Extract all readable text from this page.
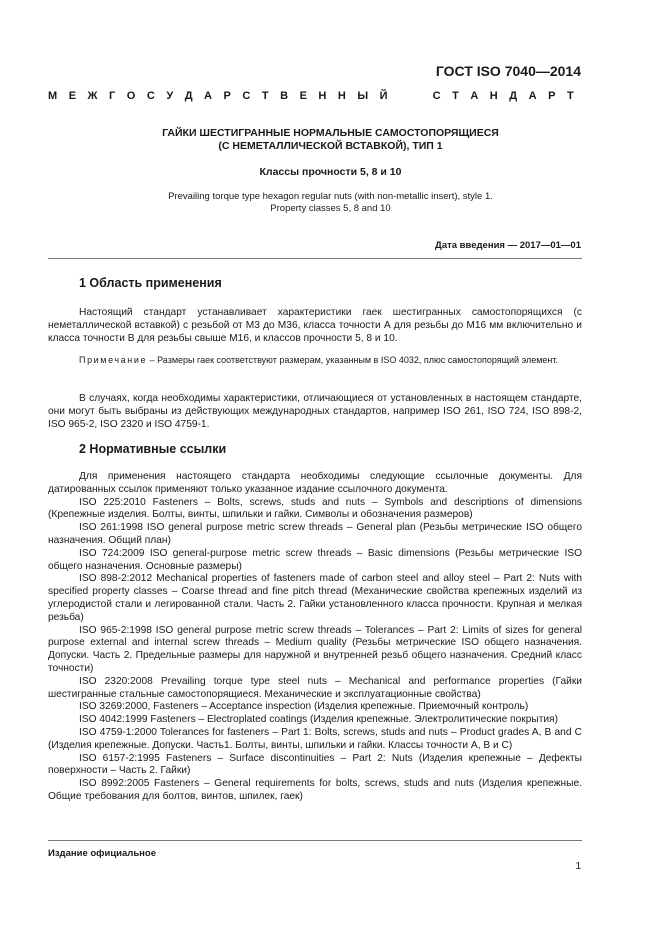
ГОСТ ISO 7040—2014
М Е Ж Г О С У Д А Р С Т В Е Н Н Ы Й	С Т А Н Д А Р Т
ГАЙКИ ШЕСТИГРАННЫЕ НОРМАЛЬНЫЕ САМОСТОПОРЯЩИЕСЯ
(С НЕМЕТАЛЛИЧЕСКОЙ ВСТАВКОЙ), ТИП 1
Классы прочности 5, 8 и 10
Prevailing torque type hexagon regular nuts (with non-metallic insert), style 1.
Property classes 5, 8 and 10
Дата введения — 2017—01—01
1 Область применения

Настоящий стандарт устанавливает характеристики гаек шестигранных самостопорящихся (с неметаллической вставкой) с резьбой от М3 до М36, класса точности А для резьбы до М16 мм включительно и класса точности В для резьбы свыше М16, и классов прочности 5, 8 и 10.

Примечание – Размеры гаек соответствуют размерам, указанным в ISO 4032, плюс самостопорящий элемент.

В случаях, когда необходимы характеристики, отличающиеся от установленных в настоящем стандарте, они могут быть выбраны из действующих международных стандартов, например ISO 261, ISO 724, ISO 898-2, ISO 965-2, ISO 2320 и ISO 4759-1.

2 Нормативные ссылки

Для применения настоящего стандарта необходимы следующие ссылочные документы. Для датированных ссылок применяют только указанное издание ссылочного документа.

ISO 225:2010 Fasteners – Bolts, screws, studs and nuts – Symbols and descriptions of dimensions (Крепежные изделия. Болты, винты, шпильки и гайки. Символы и обозначения размеров)

ISO 261:1998 ISO general purpose metric screw threads – General plan (Резьбы метрические ISO общего назначения. Общий план)

ISO 724:2009 ISO general-purpose metric screw threads – Basic dimensions (Резьбы метрические ISO общего назначения. Основные размеры)

ISO 898-2:2012 Mechanical properties of fasteners made of carbon steel and alloy steel – Part 2: Nuts with specified property classes – Coarse thread and fine pitch thread (Механические свойства крепежных изделий из углеродистой стали и легированной стали. Часть 2. Гайки установленного класса прочности. Крупная и мелкая резьба)

ISO 965-2:1998 ISO general purpose metric screw threads – Tolerances – Part 2: Limits of sizes for general purpose external and internal screw threads – Medium quality (Резьбы метрические ISO общего назначения. Допуски. Часть 2. Предельные размеры для наружной и внутренней резьб общего назначения. Средний класс точности)

ISO 2320:2008 Prevailing torque type steel nuts – Mechanical and performance properties (Гайки шестигранные стальные самостопорящиеся. Механические и эксплуатационные свойства)

ISO 3269:2000, Fasteners – Acceptance inspection (Изделия крепежные. Приемочный контроль)

ISO 4042:1999 Fasteners – Electroplated coatings (Изделия крепежные. Электролитические покрытия)

ISO 4759-1:2000 Tolerances for fasteners – Part 1: Bolts, screws, studs and nuts – Product grades A, B and C (Изделия крепежные. Допуски. Часть1. Болты, винты, шпильки и гайки. Классы точности A, B и C)

ISO 6157-2:1995 Fasteners – Surface discontinuities – Part 2: Nuts (Изделия крепежные – Дефекты поверхности – Часть 2. Гайки)

ISO 8992:2005 Fasteners – General requirements for bolts, screws, studs and nuts (Изделия крепежные. Общие требования для болтов, винтов, шпилек, гаек)

Издание официальное
1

----

THE TASK:
Quote the data exactly, leaving every image out of the copy.

EXERCISE RESULT:
Extract all readable text from this page.
ГОСТ ISO 7040—2014
М Е Ж Г О С У Д А Р С Т В Е Н Н Ы Й	С Т А Н Д А Р Т
ГАЙКИ ШЕСТИГРАННЫЕ НОРМАЛЬНЫЕ САМОСТОПОРЯЩИЕСЯ
(С НЕМЕТАЛЛИЧЕСКОЙ ВСТАВКОЙ), ТИП 1
Классы прочности 5, 8 и 10
Prevailing torque type hexagon regular nuts (with non-metallic insert), style 1.
Property classes 5, 8 and 10
Дата введения — 2017—01—01
1 Область применения

Настоящий стандарт устанавливает характеристики гаек шестигранных самостопорящихся (с неметаллической вставкой) с резьбой от М3 до М36, класса точности А для резьбы до М16 мм включительно и класса точности В для резьбы свыше М16, и классов прочности 5, 8 и 10.

Примечание – Размеры гаек соответствуют размерам, указанным в ISO 4032, плюс самостопорящий элемент.

В случаях, когда необходимы характеристики, отличающиеся от установленных в настоящем стандарте, они могут быть выбраны из действующих международных стандартов, например ISO 261, ISO 724, ISO 898-2, ISO 965-2, ISO 2320 и ISO 4759-1.

2 Нормативные ссылки

Для применения настоящего стандарта необходимы следующие ссылочные документы. Для датированных ссылок применяют только указанное издание ссылочного документа.

ISO 225:2010 Fasteners – Bolts, screws, studs and nuts – Symbols and descriptions of dimensions (Крепежные изделия. Болты, винты, шпильки и гайки. Символы и обозначения размеров)

ISO 261:1998 ISO general purpose metric screw threads – General plan (Резьбы метрические ISO общего назначения. Общий план)

ISO 724:2009 ISO general-purpose metric screw threads – Basic dimensions (Резьбы метрические ISO общего назначения. Основные размеры)

ISO 898-2:2012 Mechanical properties of fasteners made of carbon steel and alloy steel – Part 2: Nuts with specified property classes – Coarse thread and fine pitch thread (Механические свойства крепежных изделий из углеродистой стали и легированной стали. Часть 2. Гайки установленного класса прочности. Крупная и мелкая резьба)

ISO 965-2:1998 ISO general purpose metric screw threads – Tolerances – Part 2: Limits of sizes for general purpose external and internal screw threads – Medium quality (Резьбы метрические ISO общего назначения. Допуски. Часть 2. Предельные размеры для наружной и внутренней резьб общего назначения. Средний класс точности)

ISO 2320:2008 Prevailing torque type steel nuts – Mechanical and performance properties (Гайки шестигранные стальные самостопорящиеся. Механические и эксплуатационные свойства)

ISO 3269:2000, Fasteners – Acceptance inspection (Изделия крепежные. Приемочный контроль)

ISO 4042:1999 Fasteners – Electroplated coatings (Изделия крепежные. Электролитические покрытия)

ISO 4759-1:2000 Tolerances for fasteners – Part 1: Bolts, screws, studs and nuts – Product grades A, B and C (Изделия крепежные. Допуски. Часть1. Болты, винты, шпильки и гайки. Классы точности A, B и C)

ISO 6157-2:1995 Fasteners – Surface discontinuities – Part 2: Nuts (Изделия крепежные – Дефекты поверхности – Часть 2. Гайки)

ISO 8992:2005 Fasteners – General requirements for bolts, screws, studs and nuts (Изделия крепежные. Общие требования для болтов, винтов, шпилек, гаек)

Издание официальное
1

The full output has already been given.